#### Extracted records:

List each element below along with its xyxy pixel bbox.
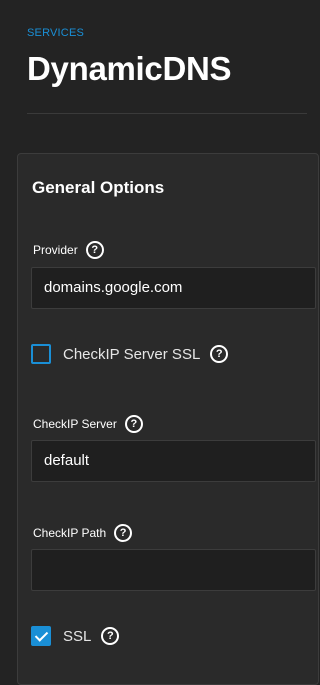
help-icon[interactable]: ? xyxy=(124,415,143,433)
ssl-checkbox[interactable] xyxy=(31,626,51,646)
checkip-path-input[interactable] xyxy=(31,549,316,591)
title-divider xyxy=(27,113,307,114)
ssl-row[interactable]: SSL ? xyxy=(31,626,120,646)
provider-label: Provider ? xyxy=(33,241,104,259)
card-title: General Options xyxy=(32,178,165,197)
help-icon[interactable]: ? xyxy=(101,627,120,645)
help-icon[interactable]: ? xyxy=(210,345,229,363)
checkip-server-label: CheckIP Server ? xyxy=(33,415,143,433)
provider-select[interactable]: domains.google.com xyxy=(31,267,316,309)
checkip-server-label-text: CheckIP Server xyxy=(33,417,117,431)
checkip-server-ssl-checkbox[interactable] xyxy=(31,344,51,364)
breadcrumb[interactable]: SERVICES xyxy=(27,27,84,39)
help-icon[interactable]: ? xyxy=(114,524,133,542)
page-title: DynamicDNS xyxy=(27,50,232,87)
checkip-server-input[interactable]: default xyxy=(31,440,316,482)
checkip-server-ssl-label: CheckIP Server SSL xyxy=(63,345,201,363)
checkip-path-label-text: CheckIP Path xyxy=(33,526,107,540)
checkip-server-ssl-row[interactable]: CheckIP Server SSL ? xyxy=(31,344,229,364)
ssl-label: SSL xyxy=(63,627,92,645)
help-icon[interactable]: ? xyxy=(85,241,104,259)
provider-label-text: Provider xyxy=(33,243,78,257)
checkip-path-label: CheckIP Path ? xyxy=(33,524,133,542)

--

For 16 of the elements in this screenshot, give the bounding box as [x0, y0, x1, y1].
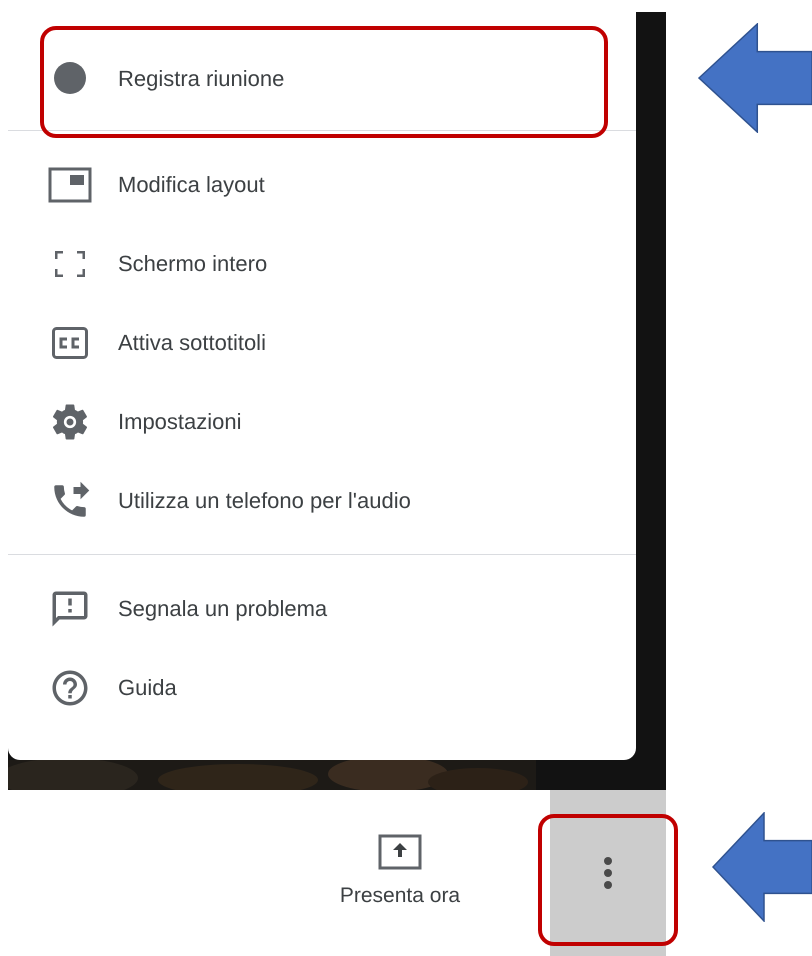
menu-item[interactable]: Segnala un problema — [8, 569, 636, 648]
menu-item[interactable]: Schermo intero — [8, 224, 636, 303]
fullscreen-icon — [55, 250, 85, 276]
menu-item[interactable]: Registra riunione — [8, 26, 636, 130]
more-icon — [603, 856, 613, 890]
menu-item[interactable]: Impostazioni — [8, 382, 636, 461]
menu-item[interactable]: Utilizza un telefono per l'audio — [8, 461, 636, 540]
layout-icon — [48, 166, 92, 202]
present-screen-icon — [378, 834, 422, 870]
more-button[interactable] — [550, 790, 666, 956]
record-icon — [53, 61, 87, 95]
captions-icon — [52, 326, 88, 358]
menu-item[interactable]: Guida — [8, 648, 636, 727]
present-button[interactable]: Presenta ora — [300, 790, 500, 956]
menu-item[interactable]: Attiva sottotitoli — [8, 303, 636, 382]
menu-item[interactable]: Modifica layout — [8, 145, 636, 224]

--

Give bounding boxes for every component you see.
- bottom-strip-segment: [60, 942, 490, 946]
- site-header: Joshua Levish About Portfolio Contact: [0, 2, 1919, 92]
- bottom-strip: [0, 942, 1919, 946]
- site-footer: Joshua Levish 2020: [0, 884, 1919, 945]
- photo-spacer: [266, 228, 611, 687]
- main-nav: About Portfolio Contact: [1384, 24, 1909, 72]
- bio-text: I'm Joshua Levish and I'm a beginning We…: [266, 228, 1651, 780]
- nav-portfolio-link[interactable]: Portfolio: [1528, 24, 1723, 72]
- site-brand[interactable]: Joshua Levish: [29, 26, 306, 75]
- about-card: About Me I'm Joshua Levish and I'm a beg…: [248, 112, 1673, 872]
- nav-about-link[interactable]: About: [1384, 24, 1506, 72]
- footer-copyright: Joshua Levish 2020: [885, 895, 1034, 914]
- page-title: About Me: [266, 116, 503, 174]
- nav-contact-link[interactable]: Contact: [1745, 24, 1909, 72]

#### TASK TO COMPLETE:
Reproduce the entries from the line containing "List each element" down to the line containing "checkip-path-label: CheckIP Path", substituting "info-icon" for every "help-icon" and keeping all else as it stands. Omit the picture.

#### TASK SOLUTION:
List each element below along with its xyxy pixel bbox.
info-icon[interactable]: ? xyxy=(124,415,143,433)
ssl-checkbox[interactable] xyxy=(31,626,51,646)
checkip-path-input[interactable] xyxy=(31,549,316,591)
title-divider xyxy=(27,113,307,114)
ssl-row[interactable]: SSL ? xyxy=(31,626,120,646)
provider-label: Provider ? xyxy=(33,241,104,259)
card-title: General Options xyxy=(32,178,165,197)
info-icon[interactable]: ? xyxy=(101,627,120,645)
info-icon[interactable]: ? xyxy=(210,345,229,363)
checkip-server-label: CheckIP Server ? xyxy=(33,415,143,433)
provider-select[interactable]: domains.google.com xyxy=(31,267,316,309)
checkip-server-label-text: CheckIP Server xyxy=(33,417,117,431)
checkip-server-ssl-checkbox[interactable] xyxy=(31,344,51,364)
breadcrumb[interactable]: SERVICES xyxy=(27,27,84,39)
info-icon[interactable]: ? xyxy=(114,524,133,542)
page-title: DynamicDNS xyxy=(27,50,232,87)
checkip-server-input[interactable]: default xyxy=(31,440,316,482)
checkip-server-ssl-label: CheckIP Server SSL xyxy=(63,345,201,363)
checkip-path-label-text: CheckIP Path xyxy=(33,526,107,540)
checkip-server-ssl-row[interactable]: CheckIP Server SSL ? xyxy=(31,344,229,364)
ssl-label: SSL xyxy=(63,627,92,645)
info-icon[interactable]: ? xyxy=(85,241,104,259)
provider-label-text: Provider xyxy=(33,243,78,257)
checkip-path-label: CheckIP Path ? xyxy=(33,524,133,542)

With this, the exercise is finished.